§ GOAL:
Copy out all of the material exactly.

=== ENTRIES ===

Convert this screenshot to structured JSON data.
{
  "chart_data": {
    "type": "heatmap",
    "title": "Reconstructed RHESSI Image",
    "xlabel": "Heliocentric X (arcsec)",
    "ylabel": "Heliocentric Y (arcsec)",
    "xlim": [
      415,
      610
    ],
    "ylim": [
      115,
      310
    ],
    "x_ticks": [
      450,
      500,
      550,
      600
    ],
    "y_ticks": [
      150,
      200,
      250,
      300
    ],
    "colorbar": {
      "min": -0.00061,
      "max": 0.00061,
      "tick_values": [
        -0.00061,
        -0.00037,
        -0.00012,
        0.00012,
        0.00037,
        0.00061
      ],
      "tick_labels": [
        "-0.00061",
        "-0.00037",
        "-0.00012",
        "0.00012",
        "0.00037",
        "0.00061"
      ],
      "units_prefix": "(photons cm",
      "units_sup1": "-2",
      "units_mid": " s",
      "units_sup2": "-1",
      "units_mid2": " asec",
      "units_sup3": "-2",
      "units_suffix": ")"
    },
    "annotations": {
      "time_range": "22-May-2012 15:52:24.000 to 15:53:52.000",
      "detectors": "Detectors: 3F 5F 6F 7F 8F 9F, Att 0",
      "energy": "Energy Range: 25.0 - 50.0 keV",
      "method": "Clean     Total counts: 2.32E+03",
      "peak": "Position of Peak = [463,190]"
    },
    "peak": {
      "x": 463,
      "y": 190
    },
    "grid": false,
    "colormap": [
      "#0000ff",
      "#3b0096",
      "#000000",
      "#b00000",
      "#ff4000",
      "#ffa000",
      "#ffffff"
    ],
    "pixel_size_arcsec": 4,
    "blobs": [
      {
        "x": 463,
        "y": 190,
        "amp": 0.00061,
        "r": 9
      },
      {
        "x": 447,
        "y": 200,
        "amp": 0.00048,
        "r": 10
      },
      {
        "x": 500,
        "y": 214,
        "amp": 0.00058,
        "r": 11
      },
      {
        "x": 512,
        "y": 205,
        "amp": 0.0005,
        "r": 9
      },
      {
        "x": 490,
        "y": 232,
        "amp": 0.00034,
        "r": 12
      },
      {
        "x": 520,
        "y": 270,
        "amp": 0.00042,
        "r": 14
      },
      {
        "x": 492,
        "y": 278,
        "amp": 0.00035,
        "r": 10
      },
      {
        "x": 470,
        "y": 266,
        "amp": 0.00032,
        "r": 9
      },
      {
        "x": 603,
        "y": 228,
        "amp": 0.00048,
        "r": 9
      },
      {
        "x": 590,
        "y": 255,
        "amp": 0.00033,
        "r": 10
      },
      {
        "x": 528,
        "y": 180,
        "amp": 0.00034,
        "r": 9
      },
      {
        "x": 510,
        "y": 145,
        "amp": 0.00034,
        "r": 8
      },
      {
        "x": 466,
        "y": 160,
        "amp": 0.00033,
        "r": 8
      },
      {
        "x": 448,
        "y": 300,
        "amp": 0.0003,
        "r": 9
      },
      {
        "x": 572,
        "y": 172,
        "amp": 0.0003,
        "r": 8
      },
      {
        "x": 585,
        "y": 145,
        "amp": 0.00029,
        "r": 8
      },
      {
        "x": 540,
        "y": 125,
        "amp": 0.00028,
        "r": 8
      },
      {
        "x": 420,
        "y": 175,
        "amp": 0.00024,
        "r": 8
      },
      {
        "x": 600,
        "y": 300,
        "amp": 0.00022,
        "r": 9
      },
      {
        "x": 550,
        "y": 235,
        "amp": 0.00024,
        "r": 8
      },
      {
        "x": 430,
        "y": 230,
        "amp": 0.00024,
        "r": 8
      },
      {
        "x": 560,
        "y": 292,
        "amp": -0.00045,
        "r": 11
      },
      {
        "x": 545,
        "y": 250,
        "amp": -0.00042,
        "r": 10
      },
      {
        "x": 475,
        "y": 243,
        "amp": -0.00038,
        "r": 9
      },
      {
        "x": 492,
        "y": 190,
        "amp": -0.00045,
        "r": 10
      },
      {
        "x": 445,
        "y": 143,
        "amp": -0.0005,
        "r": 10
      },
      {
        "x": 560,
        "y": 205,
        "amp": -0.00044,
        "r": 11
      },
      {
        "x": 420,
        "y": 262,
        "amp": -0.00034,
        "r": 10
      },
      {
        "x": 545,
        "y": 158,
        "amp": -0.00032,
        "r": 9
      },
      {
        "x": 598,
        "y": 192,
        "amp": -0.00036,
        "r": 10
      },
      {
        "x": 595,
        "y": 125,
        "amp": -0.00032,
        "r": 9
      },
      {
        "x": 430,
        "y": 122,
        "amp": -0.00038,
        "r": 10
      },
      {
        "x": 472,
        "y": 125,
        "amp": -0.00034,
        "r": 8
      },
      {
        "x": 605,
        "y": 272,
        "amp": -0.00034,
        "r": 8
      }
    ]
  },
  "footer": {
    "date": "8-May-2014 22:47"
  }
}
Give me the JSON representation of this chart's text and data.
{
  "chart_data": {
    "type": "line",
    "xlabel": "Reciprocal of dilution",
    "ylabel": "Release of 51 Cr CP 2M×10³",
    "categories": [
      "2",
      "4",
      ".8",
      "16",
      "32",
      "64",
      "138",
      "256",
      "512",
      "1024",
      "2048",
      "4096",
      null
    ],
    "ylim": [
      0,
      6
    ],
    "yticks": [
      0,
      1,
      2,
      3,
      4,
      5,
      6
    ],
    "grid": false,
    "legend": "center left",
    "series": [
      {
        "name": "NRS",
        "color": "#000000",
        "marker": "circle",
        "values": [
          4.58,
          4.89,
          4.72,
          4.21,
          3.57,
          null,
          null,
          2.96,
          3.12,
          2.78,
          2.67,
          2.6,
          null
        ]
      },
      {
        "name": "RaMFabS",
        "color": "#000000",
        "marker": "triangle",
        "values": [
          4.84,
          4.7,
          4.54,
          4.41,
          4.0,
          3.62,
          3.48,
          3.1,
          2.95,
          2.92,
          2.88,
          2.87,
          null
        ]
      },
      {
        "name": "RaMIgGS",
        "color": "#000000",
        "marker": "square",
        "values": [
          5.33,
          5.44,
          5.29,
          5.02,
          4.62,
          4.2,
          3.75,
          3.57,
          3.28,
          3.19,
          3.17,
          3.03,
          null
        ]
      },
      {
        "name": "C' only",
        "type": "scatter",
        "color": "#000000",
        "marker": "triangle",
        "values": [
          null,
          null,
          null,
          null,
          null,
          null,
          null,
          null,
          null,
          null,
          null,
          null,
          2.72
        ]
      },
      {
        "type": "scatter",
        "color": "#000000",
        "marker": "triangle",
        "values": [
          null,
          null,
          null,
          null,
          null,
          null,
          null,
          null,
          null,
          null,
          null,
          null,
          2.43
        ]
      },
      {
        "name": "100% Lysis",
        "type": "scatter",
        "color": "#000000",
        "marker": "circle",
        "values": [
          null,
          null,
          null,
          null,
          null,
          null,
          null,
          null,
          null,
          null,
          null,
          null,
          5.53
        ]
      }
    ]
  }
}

===

§ SOLUTION TO THIS TASK:
Convert this screenshot to structured JSON data.
{
  "chart_data": {
    "type": "heatmap",
    "title": "Reconstructed RHESSI Image",
    "xlabel": "Heliocentric X (arcsec)",
    "ylabel": "Heliocentric Y (arcsec)",
    "xlim": [
      415,
      610
    ],
    "ylim": [
      115,
      310
    ],
    "x_ticks": [
      450,
      500,
      550,
      600
    ],
    "y_ticks": [
      150,
      200,
      250,
      300
    ],
    "colorbar": {
      "min": -0.00061,
      "max": 0.00061,
      "tick_values": [
        -0.00061,
        -0.00037,
        -0.00012,
        0.00012,
        0.00037,
        0.00061
      ],
      "tick_labels": [
        "-0.00061",
        "-0.00037",
        "-0.00012",
        "0.00012",
        "0.00037",
        "0.00061"
      ],
      "units_prefix": "(photons cm",
      "units_sup1": "-2",
      "units_mid": " s",
      "units_sup2": "-1",
      "units_mid2": " asec",
      "units_sup3": "-2",
      "units_suffix": ")"
    },
    "annotations": {
      "time_range": "22-May-2012 15:52:24.000 to 15:53:52.000",
      "detectors": "Detectors: 3F 5F 6F 7F 8F 9F, Att 0",
      "energy": "Energy Range: 25.0 - 50.0 keV",
      "method": "Clean     Total counts: 2.32E+03",
      "peak": "Position of Peak = [463,190]"
    },
    "peak": {
      "x": 463,
      "y": 190
    },
    "grid": false,
    "colormap": [
      "#0000ff",
      "#3b0096",
      "#000000",
      "#b00000",
      "#ff4000",
      "#ffa000",
      "#ffffff"
    ],
    "pixel_size_arcsec": 4,
    "blobs": [
      {
        "x": 463,
        "y": 190,
        "amp": 0.00061,
        "r": 9
      },
      {
        "x": 447,
        "y": 200,
        "amp": 0.00048,
        "r": 10
      },
      {
        "x": 500,
        "y": 214,
        "amp": 0.00058,
        "r": 11
      },
      {
        "x": 512,
        "y": 205,
        "amp": 0.0005,
        "r": 9
      },
      {
        "x": 490,
        "y": 232,
        "amp": 0.00034,
        "r": 12
      },
      {
        "x": 520,
        "y": 270,
        "amp": 0.00042,
        "r": 14
      },
      {
        "x": 492,
        "y": 278,
        "amp": 0.00035,
        "r": 10
      },
      {
        "x": 470,
        "y": 266,
        "amp": 0.00032,
        "r": 9
      },
      {
        "x": 603,
        "y": 228,
        "amp": 0.00048,
        "r": 9
      },
      {
        "x": 590,
        "y": 255,
        "amp": 0.00033,
        "r": 10
      },
      {
        "x": 528,
        "y": 180,
        "amp": 0.00034,
        "r": 9
      },
      {
        "x": 510,
        "y": 145,
        "amp": 0.00034,
        "r": 8
      },
      {
        "x": 466,
        "y": 160,
        "amp": 0.00033,
        "r": 8
      },
      {
        "x": 448,
        "y": 300,
        "amp": 0.0003,
        "r": 9
      },
      {
        "x": 572,
        "y": 172,
        "amp": 0.0003,
        "r": 8
      },
      {
        "x": 585,
        "y": 145,
        "amp": 0.00029,
        "r": 8
      },
      {
        "x": 540,
        "y": 125,
        "amp": 0.00028,
        "r": 8
      },
      {
        "x": 420,
        "y": 175,
        "amp": 0.00024,
        "r": 8
      },
      {
        "x": 600,
        "y": 300,
        "amp": 0.00022,
        "r": 9
      },
      {
        "x": 550,
        "y": 235,
        "amp": 0.00024,
        "r": 8
      },
      {
        "x": 430,
        "y": 230,
        "amp": 0.00024,
        "r": 8
      },
      {
        "x": 560,
        "y": 292,
        "amp": -0.00045,
        "r": 11
      },
      {
        "x": 545,
        "y": 250,
        "amp": -0.00042,
        "r": 10
      },
      {
        "x": 475,
        "y": 243,
        "amp": -0.00038,
        "r": 9
      },
      {
        "x": 492,
        "y": 190,
        "amp": -0.00045,
        "r": 10
      },
      {
        "x": 445,
        "y": 143,
        "amp": -0.0005,
        "r": 10
      },
      {
        "x": 560,
        "y": 205,
        "amp": -0.00044,
        "r": 11
      },
      {
        "x": 420,
        "y": 262,
        "amp": -0.00034,
        "r": 10
      },
      {
        "x": 545,
        "y": 158,
        "amp": -0.00032,
        "r": 9
      },
      {
        "x": 598,
        "y": 192,
        "amp": -0.00036,
        "r": 10
      },
      {
        "x": 595,
        "y": 125,
        "amp": -0.00032,
        "r": 9
      },
      {
        "x": 430,
        "y": 122,
        "amp": -0.00038,
        "r": 10
      },
      {
        "x": 472,
        "y": 125,
        "amp": -0.00034,
        "r": 8
      },
      {
        "x": 605,
        "y": 272,
        "amp": -0.00034,
        "r": 8
      }
    ]
  },
  "footer": {
    "date": "8-May-2014 22:47"
  }
}
Give me the JSON representation of this chart's text and data.
{
  "chart_data": {
    "type": "line",
    "xlabel": "Reciprocal of dilution",
    "ylabel": "Release of 51 Cr CP 2M×10³",
    "categories": [
      "2",
      "4",
      ".8",
      "16",
      "32",
      "64",
      "138",
      "256",
      "512",
      "1024",
      "2048",
      "4096",
      null
    ],
    "ylim": [
      0,
      6
    ],
    "yticks": [
      0,
      1,
      2,
      3,
      4,
      5,
      6
    ],
    "grid": false,
    "legend": "center left",
    "series": [
      {
        "name": "NRS",
        "color": "#000000",
        "marker": "circle",
        "values": [
          4.58,
          4.89,
          4.72,
          4.21,
          3.57,
          null,
          null,
          2.96,
          3.12,
          2.78,
          2.67,
          2.6,
          null
        ]
      },
      {
        "name": "RaMFabS",
        "color": "#000000",
        "marker": "triangle",
        "values": [
          4.84,
          4.7,
          4.54,
          4.41,
          4.0,
          3.62,
          3.48,
          3.1,
          2.95,
          2.92,
          2.88,
          2.87,
          null
        ]
      },
      {
        "name": "RaMIgGS",
        "color": "#000000",
        "marker": "square",
        "values": [
          5.33,
          5.44,
          5.29,
          5.02,
          4.62,
          4.2,
          3.75,
          3.57,
          3.28,
          3.19,
          3.17,
          3.03,
          null
        ]
      },
      {
        "name": "C' only",
        "type": "scatter",
        "color": "#000000",
        "marker": "triangle",
        "values": [
          null,
          null,
          null,
          null,
          null,
          null,
          null,
          null,
          null,
          null,
          null,
          null,
          2.72
        ]
      },
      {
        "type": "scatter",
        "color": "#000000",
        "marker": "triangle",
        "values": [
          null,
          null,
          null,
          null,
          null,
          null,
          null,
          null,
          null,
          null,
          null,
          null,
          2.43
        ]
      },
      {
        "name": "100% Lysis",
        "type": "scatter",
        "color": "#000000",
        "marker": "circle",
        "values": [
          null,
          null,
          null,
          null,
          null,
          null,
          null,
          null,
          null,
          null,
          null,
          null,
          5.53
        ]
      }
    ]
  }
}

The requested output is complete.